Check each line of the listing for the string "title", count the lines that have it, and answer with that number only.

________________________

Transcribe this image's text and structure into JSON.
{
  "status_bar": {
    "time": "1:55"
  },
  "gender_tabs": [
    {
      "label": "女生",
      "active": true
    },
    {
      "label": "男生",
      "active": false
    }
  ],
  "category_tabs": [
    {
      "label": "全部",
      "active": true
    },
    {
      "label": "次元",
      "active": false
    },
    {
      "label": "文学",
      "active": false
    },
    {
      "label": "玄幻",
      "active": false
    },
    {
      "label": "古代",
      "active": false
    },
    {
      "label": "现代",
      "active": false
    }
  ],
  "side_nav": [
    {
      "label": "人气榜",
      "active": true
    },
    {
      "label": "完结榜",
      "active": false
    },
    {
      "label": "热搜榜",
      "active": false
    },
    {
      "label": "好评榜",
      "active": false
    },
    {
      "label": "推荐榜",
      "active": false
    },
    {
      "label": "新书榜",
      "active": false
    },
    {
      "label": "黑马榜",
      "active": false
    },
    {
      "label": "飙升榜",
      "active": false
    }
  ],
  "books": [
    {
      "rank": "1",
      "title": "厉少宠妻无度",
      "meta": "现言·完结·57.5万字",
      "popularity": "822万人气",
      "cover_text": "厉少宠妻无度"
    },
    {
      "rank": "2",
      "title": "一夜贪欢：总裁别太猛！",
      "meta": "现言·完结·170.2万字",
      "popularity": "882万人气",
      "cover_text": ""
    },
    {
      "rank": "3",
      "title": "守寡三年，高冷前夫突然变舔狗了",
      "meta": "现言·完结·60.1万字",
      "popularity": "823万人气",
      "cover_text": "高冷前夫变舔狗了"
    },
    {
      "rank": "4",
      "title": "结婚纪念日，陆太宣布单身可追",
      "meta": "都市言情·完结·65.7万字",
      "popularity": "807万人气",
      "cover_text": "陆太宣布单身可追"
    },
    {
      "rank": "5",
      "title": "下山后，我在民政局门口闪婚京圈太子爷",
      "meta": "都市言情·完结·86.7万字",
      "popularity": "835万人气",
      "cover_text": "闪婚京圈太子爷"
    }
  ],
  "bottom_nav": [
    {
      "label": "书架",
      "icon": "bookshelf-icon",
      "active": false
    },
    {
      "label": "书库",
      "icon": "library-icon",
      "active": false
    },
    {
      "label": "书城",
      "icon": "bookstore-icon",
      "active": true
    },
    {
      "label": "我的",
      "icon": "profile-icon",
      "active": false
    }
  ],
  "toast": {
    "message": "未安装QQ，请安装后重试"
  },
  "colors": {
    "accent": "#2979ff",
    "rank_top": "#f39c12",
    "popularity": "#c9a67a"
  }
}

________________________

_REPLY_: 5